======== Data
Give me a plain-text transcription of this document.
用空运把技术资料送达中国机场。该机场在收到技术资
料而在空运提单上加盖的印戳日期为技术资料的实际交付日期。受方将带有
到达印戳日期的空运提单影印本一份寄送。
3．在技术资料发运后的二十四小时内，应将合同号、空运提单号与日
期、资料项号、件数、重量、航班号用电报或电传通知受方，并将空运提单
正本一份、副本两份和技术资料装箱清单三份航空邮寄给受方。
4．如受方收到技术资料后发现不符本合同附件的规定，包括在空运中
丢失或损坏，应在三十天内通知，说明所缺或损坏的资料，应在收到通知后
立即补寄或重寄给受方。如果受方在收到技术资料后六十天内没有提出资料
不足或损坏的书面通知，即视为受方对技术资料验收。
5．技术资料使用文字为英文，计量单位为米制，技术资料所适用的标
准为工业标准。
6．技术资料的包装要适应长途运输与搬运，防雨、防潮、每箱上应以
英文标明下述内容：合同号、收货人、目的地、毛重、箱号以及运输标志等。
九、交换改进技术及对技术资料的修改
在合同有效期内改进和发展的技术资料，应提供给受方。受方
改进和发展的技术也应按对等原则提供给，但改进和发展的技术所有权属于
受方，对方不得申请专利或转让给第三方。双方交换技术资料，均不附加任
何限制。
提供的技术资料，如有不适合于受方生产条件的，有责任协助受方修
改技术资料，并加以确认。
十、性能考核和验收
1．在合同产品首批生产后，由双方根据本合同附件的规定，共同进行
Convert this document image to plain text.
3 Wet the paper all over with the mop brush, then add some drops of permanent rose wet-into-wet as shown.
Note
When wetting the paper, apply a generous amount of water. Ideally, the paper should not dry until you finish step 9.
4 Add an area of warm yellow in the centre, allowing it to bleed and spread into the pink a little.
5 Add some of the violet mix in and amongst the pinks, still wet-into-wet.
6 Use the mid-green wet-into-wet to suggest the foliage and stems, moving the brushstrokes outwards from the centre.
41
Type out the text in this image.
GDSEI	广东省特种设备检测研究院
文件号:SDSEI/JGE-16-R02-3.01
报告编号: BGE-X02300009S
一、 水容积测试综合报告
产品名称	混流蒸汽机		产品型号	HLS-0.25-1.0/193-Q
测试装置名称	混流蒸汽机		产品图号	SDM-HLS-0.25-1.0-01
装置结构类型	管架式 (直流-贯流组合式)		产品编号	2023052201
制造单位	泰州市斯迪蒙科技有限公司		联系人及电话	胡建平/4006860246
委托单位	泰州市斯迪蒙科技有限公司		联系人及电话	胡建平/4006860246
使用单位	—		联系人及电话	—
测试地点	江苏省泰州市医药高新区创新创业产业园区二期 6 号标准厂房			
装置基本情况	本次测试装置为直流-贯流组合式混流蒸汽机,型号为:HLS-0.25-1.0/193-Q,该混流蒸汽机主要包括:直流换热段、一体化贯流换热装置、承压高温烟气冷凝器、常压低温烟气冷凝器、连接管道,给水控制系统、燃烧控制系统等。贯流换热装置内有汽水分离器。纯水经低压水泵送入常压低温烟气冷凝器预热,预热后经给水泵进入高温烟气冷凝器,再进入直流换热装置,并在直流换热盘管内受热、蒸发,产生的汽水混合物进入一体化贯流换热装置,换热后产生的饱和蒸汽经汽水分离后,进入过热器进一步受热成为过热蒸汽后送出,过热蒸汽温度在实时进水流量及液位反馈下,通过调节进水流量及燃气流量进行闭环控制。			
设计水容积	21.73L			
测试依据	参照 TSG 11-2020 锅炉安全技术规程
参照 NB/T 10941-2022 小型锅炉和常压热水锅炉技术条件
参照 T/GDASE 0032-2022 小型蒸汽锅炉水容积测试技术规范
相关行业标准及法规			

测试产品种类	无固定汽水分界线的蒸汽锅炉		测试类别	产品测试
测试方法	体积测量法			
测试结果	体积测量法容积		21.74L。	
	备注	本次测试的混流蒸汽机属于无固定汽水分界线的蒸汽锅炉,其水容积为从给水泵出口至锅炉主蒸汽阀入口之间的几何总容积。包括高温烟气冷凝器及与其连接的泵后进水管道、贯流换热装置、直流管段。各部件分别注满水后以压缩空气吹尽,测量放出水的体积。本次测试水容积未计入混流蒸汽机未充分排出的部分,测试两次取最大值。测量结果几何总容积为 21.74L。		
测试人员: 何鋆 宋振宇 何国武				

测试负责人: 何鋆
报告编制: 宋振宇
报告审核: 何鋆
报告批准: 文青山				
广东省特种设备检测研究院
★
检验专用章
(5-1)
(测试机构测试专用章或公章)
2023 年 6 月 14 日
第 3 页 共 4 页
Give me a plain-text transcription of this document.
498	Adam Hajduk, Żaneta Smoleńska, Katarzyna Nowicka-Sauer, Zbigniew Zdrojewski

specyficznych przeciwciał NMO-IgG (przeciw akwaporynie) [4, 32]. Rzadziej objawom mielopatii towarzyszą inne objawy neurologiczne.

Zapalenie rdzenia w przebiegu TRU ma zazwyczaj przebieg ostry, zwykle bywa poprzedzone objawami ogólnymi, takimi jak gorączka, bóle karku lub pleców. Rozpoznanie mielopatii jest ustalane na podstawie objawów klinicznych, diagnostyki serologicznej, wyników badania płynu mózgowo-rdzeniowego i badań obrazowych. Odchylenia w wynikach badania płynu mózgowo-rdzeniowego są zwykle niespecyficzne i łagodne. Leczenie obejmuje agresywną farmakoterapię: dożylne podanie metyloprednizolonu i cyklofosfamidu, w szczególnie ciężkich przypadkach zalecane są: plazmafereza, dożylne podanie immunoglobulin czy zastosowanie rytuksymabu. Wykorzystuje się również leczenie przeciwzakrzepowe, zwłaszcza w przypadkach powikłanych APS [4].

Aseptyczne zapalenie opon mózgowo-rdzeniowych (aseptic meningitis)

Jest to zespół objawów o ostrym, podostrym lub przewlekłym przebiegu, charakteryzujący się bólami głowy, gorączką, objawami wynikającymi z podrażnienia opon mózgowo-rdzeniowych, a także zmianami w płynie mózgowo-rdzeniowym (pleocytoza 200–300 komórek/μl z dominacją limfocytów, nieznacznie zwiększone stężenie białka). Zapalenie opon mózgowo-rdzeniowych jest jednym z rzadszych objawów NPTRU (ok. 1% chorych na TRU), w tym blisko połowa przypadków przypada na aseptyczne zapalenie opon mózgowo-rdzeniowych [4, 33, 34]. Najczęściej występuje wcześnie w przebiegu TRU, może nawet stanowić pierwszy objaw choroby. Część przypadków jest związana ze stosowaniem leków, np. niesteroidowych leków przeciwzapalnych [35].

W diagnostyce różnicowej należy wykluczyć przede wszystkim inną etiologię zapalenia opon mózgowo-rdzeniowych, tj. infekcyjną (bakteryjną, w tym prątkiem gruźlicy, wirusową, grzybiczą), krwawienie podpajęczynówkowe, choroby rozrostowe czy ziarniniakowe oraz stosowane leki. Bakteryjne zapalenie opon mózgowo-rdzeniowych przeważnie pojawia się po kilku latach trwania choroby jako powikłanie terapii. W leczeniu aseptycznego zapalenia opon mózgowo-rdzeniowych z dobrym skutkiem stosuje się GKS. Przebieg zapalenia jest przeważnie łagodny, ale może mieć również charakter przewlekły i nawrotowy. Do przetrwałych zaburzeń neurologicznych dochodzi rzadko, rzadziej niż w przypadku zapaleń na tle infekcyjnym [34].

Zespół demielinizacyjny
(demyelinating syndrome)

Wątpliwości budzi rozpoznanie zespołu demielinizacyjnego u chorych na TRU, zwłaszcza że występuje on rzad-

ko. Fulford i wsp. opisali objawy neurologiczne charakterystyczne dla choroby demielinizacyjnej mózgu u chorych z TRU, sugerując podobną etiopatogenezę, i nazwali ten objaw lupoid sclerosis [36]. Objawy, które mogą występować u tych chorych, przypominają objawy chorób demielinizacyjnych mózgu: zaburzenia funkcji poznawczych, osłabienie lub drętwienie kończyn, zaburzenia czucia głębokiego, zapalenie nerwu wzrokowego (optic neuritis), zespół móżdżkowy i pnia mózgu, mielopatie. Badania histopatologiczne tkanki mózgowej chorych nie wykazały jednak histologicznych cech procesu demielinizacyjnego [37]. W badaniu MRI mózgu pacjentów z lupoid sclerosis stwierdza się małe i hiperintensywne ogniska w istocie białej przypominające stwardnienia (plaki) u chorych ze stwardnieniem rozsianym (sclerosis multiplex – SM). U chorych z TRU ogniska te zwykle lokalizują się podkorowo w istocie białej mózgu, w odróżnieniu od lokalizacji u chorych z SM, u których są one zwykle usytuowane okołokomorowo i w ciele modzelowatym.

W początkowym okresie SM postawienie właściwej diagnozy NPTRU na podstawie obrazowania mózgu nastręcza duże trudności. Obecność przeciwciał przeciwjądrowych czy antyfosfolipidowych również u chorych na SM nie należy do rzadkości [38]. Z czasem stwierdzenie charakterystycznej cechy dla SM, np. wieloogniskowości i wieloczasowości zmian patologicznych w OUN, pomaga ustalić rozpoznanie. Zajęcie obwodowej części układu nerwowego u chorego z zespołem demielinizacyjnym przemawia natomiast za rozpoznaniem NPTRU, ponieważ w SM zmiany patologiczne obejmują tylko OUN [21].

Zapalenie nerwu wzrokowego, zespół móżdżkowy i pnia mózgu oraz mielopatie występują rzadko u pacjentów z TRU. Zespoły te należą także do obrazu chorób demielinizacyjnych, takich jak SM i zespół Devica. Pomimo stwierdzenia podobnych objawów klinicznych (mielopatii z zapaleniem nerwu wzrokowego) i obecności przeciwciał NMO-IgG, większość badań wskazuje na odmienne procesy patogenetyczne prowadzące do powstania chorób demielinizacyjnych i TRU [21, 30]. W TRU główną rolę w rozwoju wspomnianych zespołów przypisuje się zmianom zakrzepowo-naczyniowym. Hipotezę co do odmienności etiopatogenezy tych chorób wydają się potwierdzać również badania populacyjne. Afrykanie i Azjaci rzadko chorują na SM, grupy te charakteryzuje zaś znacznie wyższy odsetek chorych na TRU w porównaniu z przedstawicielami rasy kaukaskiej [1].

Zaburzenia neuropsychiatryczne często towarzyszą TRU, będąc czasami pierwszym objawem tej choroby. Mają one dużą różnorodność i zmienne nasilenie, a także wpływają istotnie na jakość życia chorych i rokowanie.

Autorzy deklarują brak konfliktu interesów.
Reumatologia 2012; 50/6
================
*Problem to solve*.
Using the listing above, list every line in which the string "text" occurs.

*Final result*.
Give me a plain-text transcription of this document.
Convert this document image to plain text.
Type out the text in this image.
Give me a plain-text transcription of this document.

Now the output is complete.